==== Input rows ====

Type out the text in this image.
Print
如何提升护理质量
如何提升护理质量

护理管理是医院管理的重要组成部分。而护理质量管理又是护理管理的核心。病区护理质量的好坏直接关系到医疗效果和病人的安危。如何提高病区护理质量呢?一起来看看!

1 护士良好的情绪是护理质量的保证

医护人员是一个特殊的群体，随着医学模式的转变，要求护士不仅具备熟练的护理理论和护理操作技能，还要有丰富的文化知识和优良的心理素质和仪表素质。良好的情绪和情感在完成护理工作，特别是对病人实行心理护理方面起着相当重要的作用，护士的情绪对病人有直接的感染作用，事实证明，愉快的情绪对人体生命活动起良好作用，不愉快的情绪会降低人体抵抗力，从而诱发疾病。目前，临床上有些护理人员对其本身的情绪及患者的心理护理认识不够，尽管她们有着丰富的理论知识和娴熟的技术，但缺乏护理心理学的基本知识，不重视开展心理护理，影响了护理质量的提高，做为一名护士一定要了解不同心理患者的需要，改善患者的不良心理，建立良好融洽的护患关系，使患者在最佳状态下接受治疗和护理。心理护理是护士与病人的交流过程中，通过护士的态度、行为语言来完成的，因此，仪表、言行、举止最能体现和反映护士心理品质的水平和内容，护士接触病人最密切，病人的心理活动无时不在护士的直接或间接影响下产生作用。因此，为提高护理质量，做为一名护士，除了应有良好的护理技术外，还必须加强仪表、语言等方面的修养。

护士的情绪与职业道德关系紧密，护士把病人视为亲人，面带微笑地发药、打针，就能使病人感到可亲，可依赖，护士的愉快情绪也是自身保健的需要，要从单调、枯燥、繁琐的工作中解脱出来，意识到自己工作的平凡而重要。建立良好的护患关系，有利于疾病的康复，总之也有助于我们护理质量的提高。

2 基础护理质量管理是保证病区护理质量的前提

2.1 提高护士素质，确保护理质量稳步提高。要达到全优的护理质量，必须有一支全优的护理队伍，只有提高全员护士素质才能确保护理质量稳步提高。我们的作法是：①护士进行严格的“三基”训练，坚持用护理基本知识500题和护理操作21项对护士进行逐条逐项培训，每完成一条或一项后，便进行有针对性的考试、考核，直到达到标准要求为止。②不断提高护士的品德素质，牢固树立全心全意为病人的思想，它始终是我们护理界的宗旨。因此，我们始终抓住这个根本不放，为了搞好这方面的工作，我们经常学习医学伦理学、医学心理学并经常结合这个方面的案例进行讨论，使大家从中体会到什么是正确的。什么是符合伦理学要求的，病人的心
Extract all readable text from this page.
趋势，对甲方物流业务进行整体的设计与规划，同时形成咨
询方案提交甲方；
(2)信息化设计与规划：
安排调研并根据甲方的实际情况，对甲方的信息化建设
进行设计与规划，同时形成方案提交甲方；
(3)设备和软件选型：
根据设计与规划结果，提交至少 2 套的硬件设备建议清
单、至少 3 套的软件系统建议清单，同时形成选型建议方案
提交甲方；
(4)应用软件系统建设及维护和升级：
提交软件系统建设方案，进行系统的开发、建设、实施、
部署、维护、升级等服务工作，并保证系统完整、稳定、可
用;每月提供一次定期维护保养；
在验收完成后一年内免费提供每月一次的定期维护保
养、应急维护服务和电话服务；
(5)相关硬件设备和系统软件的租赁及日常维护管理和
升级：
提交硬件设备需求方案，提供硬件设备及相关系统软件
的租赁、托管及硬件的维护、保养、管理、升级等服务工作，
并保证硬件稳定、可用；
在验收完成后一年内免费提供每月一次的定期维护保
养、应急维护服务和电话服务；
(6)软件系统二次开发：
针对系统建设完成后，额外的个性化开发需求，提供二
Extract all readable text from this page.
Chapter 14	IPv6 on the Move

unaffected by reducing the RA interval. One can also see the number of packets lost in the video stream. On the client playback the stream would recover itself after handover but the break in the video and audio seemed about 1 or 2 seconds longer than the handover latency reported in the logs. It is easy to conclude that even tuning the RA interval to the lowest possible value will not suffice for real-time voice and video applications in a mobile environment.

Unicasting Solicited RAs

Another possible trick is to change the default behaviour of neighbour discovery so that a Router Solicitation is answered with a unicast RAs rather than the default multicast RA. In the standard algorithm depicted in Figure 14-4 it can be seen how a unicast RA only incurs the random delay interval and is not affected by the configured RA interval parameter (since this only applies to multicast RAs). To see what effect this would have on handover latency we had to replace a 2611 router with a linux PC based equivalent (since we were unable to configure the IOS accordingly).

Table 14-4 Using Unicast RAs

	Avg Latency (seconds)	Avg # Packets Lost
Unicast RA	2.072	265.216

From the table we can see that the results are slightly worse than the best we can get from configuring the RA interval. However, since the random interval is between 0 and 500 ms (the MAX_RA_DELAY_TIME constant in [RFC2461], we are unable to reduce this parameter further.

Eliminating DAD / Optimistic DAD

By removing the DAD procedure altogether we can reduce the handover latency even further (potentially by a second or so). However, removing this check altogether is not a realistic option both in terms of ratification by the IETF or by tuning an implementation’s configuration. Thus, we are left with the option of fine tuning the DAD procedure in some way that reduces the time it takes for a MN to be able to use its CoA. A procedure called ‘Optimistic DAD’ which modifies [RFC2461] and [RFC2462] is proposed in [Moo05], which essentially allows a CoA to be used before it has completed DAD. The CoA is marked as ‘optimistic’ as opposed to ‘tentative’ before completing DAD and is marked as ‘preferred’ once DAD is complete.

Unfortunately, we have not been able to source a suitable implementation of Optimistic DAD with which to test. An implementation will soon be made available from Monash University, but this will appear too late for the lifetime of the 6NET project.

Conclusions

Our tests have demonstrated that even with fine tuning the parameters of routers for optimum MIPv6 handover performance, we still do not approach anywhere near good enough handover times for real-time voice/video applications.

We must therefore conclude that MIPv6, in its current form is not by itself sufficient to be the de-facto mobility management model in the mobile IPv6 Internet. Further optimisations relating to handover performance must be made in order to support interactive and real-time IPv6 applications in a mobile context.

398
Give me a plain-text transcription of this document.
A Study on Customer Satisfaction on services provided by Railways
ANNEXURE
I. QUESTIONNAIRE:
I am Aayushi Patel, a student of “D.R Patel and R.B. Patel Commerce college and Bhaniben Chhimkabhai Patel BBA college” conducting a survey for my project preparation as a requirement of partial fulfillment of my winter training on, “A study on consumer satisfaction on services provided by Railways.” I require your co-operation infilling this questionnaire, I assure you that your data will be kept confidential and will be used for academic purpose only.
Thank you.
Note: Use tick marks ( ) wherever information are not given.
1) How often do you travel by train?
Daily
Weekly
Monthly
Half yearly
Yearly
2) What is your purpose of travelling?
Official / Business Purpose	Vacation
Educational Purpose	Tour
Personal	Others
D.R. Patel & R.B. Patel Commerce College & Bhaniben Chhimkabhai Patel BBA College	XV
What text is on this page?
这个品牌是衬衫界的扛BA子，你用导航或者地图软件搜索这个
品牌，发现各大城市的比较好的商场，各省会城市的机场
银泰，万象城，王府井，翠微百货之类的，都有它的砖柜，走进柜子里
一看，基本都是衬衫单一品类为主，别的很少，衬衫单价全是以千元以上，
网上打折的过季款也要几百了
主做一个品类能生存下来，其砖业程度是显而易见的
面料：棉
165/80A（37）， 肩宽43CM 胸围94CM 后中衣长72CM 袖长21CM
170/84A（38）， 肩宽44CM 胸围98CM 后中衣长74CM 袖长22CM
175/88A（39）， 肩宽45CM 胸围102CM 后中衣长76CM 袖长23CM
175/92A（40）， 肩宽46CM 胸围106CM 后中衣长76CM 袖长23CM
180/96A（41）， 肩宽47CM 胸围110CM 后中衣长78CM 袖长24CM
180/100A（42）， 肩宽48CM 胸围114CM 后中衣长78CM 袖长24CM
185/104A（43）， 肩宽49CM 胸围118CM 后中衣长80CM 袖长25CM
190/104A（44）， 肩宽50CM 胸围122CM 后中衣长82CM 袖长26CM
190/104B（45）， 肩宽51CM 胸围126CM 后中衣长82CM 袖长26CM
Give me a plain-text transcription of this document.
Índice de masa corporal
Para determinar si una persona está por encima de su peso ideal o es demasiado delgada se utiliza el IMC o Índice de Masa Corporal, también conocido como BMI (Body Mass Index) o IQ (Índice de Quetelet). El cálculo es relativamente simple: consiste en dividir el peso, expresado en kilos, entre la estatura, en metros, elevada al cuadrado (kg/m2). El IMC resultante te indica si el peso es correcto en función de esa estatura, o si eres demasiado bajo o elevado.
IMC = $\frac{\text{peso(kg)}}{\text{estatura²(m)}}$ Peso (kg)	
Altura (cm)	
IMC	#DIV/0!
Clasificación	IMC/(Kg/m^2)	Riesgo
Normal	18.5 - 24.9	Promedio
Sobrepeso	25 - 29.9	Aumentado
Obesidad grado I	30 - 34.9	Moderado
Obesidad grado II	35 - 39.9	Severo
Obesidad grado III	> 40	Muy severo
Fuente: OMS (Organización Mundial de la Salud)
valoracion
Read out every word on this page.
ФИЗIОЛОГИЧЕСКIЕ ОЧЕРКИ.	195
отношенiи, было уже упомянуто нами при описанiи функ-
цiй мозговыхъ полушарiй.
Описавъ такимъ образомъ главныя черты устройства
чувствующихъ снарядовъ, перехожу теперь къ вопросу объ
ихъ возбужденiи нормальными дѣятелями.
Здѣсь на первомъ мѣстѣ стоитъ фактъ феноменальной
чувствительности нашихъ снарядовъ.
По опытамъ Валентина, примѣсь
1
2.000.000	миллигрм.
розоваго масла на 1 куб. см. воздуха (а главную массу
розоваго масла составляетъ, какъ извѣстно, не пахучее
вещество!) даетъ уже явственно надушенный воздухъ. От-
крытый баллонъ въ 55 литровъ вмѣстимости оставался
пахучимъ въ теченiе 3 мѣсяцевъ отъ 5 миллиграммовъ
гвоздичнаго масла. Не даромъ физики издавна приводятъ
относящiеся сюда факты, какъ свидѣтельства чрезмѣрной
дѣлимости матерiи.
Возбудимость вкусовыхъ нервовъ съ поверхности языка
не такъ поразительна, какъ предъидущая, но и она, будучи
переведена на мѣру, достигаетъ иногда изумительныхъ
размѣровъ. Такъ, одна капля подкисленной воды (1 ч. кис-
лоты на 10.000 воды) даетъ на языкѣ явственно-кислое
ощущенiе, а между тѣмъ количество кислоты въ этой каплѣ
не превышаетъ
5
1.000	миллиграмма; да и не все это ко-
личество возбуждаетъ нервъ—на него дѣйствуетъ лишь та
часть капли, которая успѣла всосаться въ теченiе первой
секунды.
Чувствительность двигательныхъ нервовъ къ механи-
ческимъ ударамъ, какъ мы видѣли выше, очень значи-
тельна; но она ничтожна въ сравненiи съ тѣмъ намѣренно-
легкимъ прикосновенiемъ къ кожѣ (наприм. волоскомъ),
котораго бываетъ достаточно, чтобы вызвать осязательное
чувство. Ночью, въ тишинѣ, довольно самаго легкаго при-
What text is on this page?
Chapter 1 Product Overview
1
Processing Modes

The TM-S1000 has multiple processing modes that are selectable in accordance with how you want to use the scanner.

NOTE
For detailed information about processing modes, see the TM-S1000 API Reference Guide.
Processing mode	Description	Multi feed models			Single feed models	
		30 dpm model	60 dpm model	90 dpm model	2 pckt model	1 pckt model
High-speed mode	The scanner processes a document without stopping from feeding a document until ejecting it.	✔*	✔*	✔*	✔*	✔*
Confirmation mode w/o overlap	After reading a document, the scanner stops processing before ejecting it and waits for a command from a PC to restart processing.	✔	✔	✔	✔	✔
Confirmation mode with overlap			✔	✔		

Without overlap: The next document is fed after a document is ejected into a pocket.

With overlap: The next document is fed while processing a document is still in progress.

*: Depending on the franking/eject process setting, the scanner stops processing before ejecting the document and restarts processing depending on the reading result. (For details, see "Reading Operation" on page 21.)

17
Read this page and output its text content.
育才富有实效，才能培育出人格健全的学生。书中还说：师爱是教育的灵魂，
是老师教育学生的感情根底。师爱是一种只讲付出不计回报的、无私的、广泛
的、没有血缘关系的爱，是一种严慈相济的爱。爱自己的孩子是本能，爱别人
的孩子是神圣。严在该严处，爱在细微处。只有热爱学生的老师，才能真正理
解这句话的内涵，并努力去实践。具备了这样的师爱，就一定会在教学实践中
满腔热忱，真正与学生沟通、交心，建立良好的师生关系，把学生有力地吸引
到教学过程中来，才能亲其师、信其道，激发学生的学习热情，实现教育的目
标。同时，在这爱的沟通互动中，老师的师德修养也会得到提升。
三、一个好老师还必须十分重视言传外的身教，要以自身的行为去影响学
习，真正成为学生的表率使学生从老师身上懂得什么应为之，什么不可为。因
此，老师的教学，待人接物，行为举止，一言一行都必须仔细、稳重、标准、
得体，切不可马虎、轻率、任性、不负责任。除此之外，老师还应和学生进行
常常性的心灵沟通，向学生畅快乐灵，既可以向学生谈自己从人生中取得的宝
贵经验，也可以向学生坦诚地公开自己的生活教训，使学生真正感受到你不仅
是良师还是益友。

====

Exercise directions: Repeat exactly, and only, the lines of the records above, starting with the line that contains "Read this page and output its text content." and ending with the final line, both included.

Exercise output:
Read this page and output its text content.
育才富有实效，才能培育出人格健全的学生。书中还说：师爱是教育的灵魂，
是老师教育学生的感情根底。师爱是一种只讲付出不计回报的、无私的、广泛
的、没有血缘关系的爱，是一种严慈相济的爱。爱自己的孩子是本能，爱别人
的孩子是神圣。严在该严处，爱在细微处。只有热爱学生的老师，才能真正理
解这句话的内涵，并努力去实践。具备了这样的师爱，就一定会在教学实践中
满腔热忱，真正与学生沟通、交心，建立良好的师生关系，把学生有力地吸引
到教学过程中来，才能亲其师、信其道，激发学生的学习热情，实现教育的目
标。同时，在这爱的沟通互动中，老师的师德修养也会得到提升。
三、一个好老师还必须十分重视言传外的身教，要以自身的行为去影响学
习，真正成为学生的表率使学生从老师身上懂得什么应为之，什么不可为。因
此，老师的教学，待人接物，行为举止，一言一行都必须仔细、稳重、标准、
得体，切不可马虎、轻率、任性、不负责任。除此之外，老师还应和学生进行
常常性的心灵沟通，向学生畅快乐灵，既可以向学生谈自己从人生中取得的宝
贵经验，也可以向学生坦诚地公开自己的生活教训，使学生真正感受到你不仅
是良师还是益友。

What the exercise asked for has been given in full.